# start of TASK MATERIAL

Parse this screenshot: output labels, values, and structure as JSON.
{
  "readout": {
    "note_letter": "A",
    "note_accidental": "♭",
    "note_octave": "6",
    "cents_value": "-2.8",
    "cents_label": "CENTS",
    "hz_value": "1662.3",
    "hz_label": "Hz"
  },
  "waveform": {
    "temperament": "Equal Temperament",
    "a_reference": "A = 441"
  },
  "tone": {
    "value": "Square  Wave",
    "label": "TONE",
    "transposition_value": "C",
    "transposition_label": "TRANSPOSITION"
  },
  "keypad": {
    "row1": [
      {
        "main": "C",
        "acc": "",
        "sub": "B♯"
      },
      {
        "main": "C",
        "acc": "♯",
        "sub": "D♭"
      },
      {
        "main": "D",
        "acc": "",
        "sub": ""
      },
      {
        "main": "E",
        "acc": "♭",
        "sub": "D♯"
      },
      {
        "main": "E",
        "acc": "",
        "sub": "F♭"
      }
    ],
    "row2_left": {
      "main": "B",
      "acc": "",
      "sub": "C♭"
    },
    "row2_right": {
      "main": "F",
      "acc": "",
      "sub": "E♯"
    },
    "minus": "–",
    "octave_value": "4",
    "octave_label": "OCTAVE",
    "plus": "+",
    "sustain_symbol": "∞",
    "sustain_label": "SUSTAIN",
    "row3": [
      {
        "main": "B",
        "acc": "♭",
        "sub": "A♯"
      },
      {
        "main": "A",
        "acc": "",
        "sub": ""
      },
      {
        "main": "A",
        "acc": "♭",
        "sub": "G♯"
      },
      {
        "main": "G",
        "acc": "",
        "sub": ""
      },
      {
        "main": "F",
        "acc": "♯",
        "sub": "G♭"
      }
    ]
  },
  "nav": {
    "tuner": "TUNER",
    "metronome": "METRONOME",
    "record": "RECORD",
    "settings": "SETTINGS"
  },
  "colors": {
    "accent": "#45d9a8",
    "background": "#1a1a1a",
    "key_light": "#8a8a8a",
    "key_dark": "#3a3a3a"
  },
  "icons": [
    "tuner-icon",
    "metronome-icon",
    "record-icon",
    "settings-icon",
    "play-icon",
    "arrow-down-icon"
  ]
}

# end of TASK MATERIAL

TASK DETAILS: From the first line to the last, please quote the material above exactly.

COMPLETE RESPONSE:
Parse this screenshot: output labels, values, and structure as JSON.
{
  "readout": {
    "note_letter": "A",
    "note_accidental": "♭",
    "note_octave": "6",
    "cents_value": "-2.8",
    "cents_label": "CENTS",
    "hz_value": "1662.3",
    "hz_label": "Hz"
  },
  "waveform": {
    "temperament": "Equal Temperament",
    "a_reference": "A = 441"
  },
  "tone": {
    "value": "Square  Wave",
    "label": "TONE",
    "transposition_value": "C",
    "transposition_label": "TRANSPOSITION"
  },
  "keypad": {
    "row1": [
      {
        "main": "C",
        "acc": "",
        "sub": "B♯"
      },
      {
        "main": "C",
        "acc": "♯",
        "sub": "D♭"
      },
      {
        "main": "D",
        "acc": "",
        "sub": ""
      },
      {
        "main": "E",
        "acc": "♭",
        "sub": "D♯"
      },
      {
        "main": "E",
        "acc": "",
        "sub": "F♭"
      }
    ],
    "row2_left": {
      "main": "B",
      "acc": "",
      "sub": "C♭"
    },
    "row2_right": {
      "main": "F",
      "acc": "",
      "sub": "E♯"
    },
    "minus": "–",
    "octave_value": "4",
    "octave_label": "OCTAVE",
    "plus": "+",
    "sustain_symbol": "∞",
    "sustain_label": "SUSTAIN",
    "row3": [
      {
        "main": "B",
        "acc": "♭",
        "sub": "A♯"
      },
      {
        "main": "A",
        "acc": "",
        "sub": ""
      },
      {
        "main": "A",
        "acc": "♭",
        "sub": "G♯"
      },
      {
        "main": "G",
        "acc": "",
        "sub": ""
      },
      {
        "main": "F",
        "acc": "♯",
        "sub": "G♭"
      }
    ]
  },
  "nav": {
    "tuner": "TUNER",
    "metronome": "METRONOME",
    "record": "RECORD",
    "settings": "SETTINGS"
  },
  "colors": {
    "accent": "#45d9a8",
    "background": "#1a1a1a",
    "key_light": "#8a8a8a",
    "key_dark": "#3a3a3a"
  },
  "icons": [
    "tuner-icon",
    "metronome-icon",
    "record-icon",
    "settings-icon",
    "play-icon",
    "arrow-down-icon"
  ]
}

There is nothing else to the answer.